Exercise aim:
Transcribe the records below exactly, leaving out any pictures.

-- Start Material --

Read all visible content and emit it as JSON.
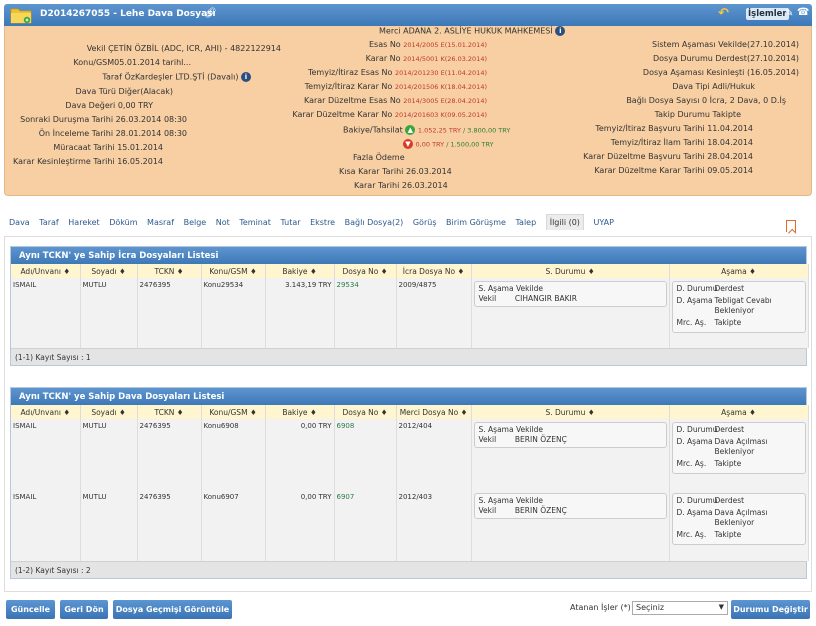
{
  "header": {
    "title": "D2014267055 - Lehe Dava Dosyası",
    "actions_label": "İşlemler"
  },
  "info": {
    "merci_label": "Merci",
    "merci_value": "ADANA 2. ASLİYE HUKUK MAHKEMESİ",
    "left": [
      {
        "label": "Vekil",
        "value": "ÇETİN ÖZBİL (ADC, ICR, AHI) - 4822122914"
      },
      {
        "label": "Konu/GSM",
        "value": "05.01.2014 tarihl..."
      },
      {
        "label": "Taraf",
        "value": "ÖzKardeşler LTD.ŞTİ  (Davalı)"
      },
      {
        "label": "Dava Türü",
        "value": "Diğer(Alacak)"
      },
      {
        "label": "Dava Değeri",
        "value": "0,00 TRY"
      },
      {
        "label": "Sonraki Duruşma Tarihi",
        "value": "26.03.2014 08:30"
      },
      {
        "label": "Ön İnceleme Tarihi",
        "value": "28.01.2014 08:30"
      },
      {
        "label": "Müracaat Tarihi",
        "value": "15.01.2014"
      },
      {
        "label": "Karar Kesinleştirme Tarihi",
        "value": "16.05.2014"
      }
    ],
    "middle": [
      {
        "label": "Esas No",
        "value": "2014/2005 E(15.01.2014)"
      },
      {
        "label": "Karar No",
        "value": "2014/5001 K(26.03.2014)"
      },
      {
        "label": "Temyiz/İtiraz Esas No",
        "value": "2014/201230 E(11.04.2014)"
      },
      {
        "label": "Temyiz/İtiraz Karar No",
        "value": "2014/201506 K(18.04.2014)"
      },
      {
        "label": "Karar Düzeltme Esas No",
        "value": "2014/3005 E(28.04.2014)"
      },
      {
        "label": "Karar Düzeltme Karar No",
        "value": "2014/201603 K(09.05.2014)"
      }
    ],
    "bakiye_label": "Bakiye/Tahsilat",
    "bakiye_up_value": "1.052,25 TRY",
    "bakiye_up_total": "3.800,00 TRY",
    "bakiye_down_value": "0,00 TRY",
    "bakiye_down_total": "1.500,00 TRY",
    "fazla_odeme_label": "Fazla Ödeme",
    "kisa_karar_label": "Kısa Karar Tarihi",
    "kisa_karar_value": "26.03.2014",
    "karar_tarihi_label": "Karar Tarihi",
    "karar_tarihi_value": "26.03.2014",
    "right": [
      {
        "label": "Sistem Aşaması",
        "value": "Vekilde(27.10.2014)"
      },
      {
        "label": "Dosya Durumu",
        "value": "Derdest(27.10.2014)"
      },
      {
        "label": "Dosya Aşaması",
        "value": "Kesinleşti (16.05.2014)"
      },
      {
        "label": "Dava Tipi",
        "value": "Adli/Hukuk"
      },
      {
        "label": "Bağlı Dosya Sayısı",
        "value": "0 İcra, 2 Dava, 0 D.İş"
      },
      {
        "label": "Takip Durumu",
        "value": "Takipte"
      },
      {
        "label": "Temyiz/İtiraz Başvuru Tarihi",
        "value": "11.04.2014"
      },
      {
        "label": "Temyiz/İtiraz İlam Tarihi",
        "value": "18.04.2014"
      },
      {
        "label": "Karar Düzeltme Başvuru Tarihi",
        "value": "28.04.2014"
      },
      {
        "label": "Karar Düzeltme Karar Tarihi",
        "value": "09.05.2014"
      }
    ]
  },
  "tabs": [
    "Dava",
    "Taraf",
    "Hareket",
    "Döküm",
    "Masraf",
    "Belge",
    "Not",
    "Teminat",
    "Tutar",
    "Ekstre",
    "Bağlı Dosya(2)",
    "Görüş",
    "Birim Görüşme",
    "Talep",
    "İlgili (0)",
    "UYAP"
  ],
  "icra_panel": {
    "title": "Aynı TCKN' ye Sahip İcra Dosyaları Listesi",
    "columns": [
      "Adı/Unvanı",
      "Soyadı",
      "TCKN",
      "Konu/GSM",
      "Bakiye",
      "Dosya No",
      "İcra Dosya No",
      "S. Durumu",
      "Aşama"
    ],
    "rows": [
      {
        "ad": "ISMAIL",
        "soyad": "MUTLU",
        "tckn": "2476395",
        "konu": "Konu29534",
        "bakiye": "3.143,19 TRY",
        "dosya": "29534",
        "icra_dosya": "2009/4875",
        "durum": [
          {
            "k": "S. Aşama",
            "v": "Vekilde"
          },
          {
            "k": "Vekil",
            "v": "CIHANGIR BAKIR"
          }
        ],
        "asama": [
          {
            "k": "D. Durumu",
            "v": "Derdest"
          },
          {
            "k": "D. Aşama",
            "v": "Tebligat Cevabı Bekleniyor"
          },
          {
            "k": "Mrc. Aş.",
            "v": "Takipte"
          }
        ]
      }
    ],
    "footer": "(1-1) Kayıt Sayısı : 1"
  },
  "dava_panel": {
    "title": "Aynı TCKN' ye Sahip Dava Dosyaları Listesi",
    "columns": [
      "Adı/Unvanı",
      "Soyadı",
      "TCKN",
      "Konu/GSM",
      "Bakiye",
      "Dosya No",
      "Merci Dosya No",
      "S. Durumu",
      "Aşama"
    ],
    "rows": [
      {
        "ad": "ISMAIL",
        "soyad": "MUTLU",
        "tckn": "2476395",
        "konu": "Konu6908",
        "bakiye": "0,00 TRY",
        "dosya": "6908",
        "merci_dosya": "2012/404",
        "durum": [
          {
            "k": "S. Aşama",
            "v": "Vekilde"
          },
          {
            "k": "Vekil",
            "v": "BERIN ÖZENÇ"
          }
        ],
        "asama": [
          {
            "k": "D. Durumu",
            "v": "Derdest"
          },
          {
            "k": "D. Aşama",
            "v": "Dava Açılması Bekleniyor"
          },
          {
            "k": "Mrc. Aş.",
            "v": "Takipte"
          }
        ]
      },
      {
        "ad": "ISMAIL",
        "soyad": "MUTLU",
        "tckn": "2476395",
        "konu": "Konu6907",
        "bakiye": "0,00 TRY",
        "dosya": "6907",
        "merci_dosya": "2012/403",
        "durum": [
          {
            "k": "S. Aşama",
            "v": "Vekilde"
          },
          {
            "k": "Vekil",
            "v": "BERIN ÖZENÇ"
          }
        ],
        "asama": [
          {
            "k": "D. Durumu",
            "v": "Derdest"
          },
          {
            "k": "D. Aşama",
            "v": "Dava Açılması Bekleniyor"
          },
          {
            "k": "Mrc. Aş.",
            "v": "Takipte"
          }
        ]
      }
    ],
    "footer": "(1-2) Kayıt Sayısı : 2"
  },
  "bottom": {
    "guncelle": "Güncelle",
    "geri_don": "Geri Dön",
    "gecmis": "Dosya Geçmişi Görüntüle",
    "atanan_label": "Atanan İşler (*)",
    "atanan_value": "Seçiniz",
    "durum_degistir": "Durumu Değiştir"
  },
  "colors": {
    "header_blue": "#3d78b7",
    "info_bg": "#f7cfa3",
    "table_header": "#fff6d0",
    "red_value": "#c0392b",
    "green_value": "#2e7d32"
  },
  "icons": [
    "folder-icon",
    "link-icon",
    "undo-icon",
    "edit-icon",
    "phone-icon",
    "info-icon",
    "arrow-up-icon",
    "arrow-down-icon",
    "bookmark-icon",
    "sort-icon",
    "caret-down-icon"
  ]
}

-- End Material --

Exercise result:
Read all visible content and emit it as JSON.
{
  "header": {
    "title": "D2014267055 - Lehe Dava Dosyası",
    "actions_label": "İşlemler"
  },
  "info": {
    "merci_label": "Merci",
    "merci_value": "ADANA 2. ASLİYE HUKUK MAHKEMESİ",
    "left": [
      {
        "label": "Vekil",
        "value": "ÇETİN ÖZBİL (ADC, ICR, AHI) - 4822122914"
      },
      {
        "label": "Konu/GSM",
        "value": "05.01.2014 tarihl..."
      },
      {
        "label": "Taraf",
        "value": "ÖzKardeşler LTD.ŞTİ  (Davalı)"
      },
      {
        "label": "Dava Türü",
        "value": "Diğer(Alacak)"
      },
      {
        "label": "Dava Değeri",
        "value": "0,00 TRY"
      },
      {
        "label": "Sonraki Duruşma Tarihi",
        "value": "26.03.2014 08:30"
      },
      {
        "label": "Ön İnceleme Tarihi",
        "value": "28.01.2014 08:30"
      },
      {
        "label": "Müracaat Tarihi",
        "value": "15.01.2014"
      },
      {
        "label": "Karar Kesinleştirme Tarihi",
        "value": "16.05.2014"
      }
    ],
    "middle": [
      {
        "label": "Esas No",
        "value": "2014/2005 E(15.01.2014)"
      },
      {
        "label": "Karar No",
        "value": "2014/5001 K(26.03.2014)"
      },
      {
        "label": "Temyiz/İtiraz Esas No",
        "value": "2014/201230 E(11.04.2014)"
      },
      {
        "label": "Temyiz/İtiraz Karar No",
        "value": "2014/201506 K(18.04.2014)"
      },
      {
        "label": "Karar Düzeltme Esas No",
        "value": "2014/3005 E(28.04.2014)"
      },
      {
        "label": "Karar Düzeltme Karar No",
        "value": "2014/201603 K(09.05.2014)"
      }
    ],
    "bakiye_label": "Bakiye/Tahsilat",
    "bakiye_up_value": "1.052,25 TRY",
    "bakiye_up_total": "3.800,00 TRY",
    "bakiye_down_value": "0,00 TRY",
    "bakiye_down_total": "1.500,00 TRY",
    "fazla_odeme_label": "Fazla Ödeme",
    "kisa_karar_label": "Kısa Karar Tarihi",
    "kisa_karar_value": "26.03.2014",
    "karar_tarihi_label": "Karar Tarihi",
    "karar_tarihi_value": "26.03.2014",
    "right": [
      {
        "label": "Sistem Aşaması",
        "value": "Vekilde(27.10.2014)"
      },
      {
        "label": "Dosya Durumu",
        "value": "Derdest(27.10.2014)"
      },
      {
        "label": "Dosya Aşaması",
        "value": "Kesinleşti (16.05.2014)"
      },
      {
        "label": "Dava Tipi",
        "value": "Adli/Hukuk"
      },
      {
        "label": "Bağlı Dosya Sayısı",
        "value": "0 İcra, 2 Dava, 0 D.İş"
      },
      {
        "label": "Takip Durumu",
        "value": "Takipte"
      },
      {
        "label": "Temyiz/İtiraz Başvuru Tarihi",
        "value": "11.04.2014"
      },
      {
        "label": "Temyiz/İtiraz İlam Tarihi",
        "value": "18.04.2014"
      },
      {
        "label": "Karar Düzeltme Başvuru Tarihi",
        "value": "28.04.2014"
      },
      {
        "label": "Karar Düzeltme Karar Tarihi",
        "value": "09.05.2014"
      }
    ]
  },
  "tabs": [
    "Dava",
    "Taraf",
    "Hareket",
    "Döküm",
    "Masraf",
    "Belge",
    "Not",
    "Teminat",
    "Tutar",
    "Ekstre",
    "Bağlı Dosya(2)",
    "Görüş",
    "Birim Görüşme",
    "Talep",
    "İlgili (0)",
    "UYAP"
  ],
  "icra_panel": {
    "title": "Aynı TCKN' ye Sahip İcra Dosyaları Listesi",
    "columns": [
      "Adı/Unvanı",
      "Soyadı",
      "TCKN",
      "Konu/GSM",
      "Bakiye",
      "Dosya No",
      "İcra Dosya No",
      "S. Durumu",
      "Aşama"
    ],
    "rows": [
      {
        "ad": "ISMAIL",
        "soyad": "MUTLU",
        "tckn": "2476395",
        "konu": "Konu29534",
        "bakiye": "3.143,19 TRY",
        "dosya": "29534",
        "icra_dosya": "2009/4875",
        "durum": [
          {
            "k": "S. Aşama",
            "v": "Vekilde"
          },
          {
            "k": "Vekil",
            "v": "CIHANGIR BAKIR"
          }
        ],
        "asama": [
          {
            "k": "D. Durumu",
            "v": "Derdest"
          },
          {
            "k": "D. Aşama",
            "v": "Tebligat Cevabı Bekleniyor"
          },
          {
            "k": "Mrc. Aş.",
            "v": "Takipte"
          }
        ]
      }
    ],
    "footer": "(1-1) Kayıt Sayısı : 1"
  },
  "dava_panel": {
    "title": "Aynı TCKN' ye Sahip Dava Dosyaları Listesi",
    "columns": [
      "Adı/Unvanı",
      "Soyadı",
      "TCKN",
      "Konu/GSM",
      "Bakiye",
      "Dosya No",
      "Merci Dosya No",
      "S. Durumu",
      "Aşama"
    ],
    "rows": [
      {
        "ad": "ISMAIL",
        "soyad": "MUTLU",
        "tckn": "2476395",
        "konu": "Konu6908",
        "bakiye": "0,00 TRY",
        "dosya": "6908",
        "merci_dosya": "2012/404",
        "durum": [
          {
            "k": "S. Aşama",
            "v": "Vekilde"
          },
          {
            "k": "Vekil",
            "v": "BERIN ÖZENÇ"
          }
        ],
        "asama": [
          {
            "k": "D. Durumu",
            "v": "Derdest"
          },
          {
            "k": "D. Aşama",
            "v": "Dava Açılması Bekleniyor"
          },
          {
            "k": "Mrc. Aş.",
            "v": "Takipte"
          }
        ]
      },
      {
        "ad": "ISMAIL",
        "soyad": "MUTLU",
        "tckn": "2476395",
        "konu": "Konu6907",
        "bakiye": "0,00 TRY",
        "dosya": "6907",
        "merci_dosya": "2012/403",
        "durum": [
          {
            "k": "S. Aşama",
            "v": "Vekilde"
          },
          {
            "k": "Vekil",
            "v": "BERIN ÖZENÇ"
          }
        ],
        "asama": [
          {
            "k": "D. Durumu",
            "v": "Derdest"
          },
          {
            "k": "D. Aşama",
            "v": "Dava Açılması Bekleniyor"
          },
          {
            "k": "Mrc. Aş.",
            "v": "Takipte"
          }
        ]
      }
    ],
    "footer": "(1-2) Kayıt Sayısı : 2"
  },
  "bottom": {
    "guncelle": "Güncelle",
    "geri_don": "Geri Dön",
    "gecmis": "Dosya Geçmişi Görüntüle",
    "atanan_label": "Atanan İşler (*)",
    "atanan_value": "Seçiniz",
    "durum_degistir": "Durumu Değiştir"
  },
  "colors": {
    "header_blue": "#3d78b7",
    "info_bg": "#f7cfa3",
    "table_header": "#fff6d0",
    "red_value": "#c0392b",
    "green_value": "#2e7d32"
  },
  "icons": [
    "folder-icon",
    "link-icon",
    "undo-icon",
    "edit-icon",
    "phone-icon",
    "info-icon",
    "arrow-up-icon",
    "arrow-down-icon",
    "bookmark-icon",
    "sort-icon",
    "caret-down-icon"
  ]
}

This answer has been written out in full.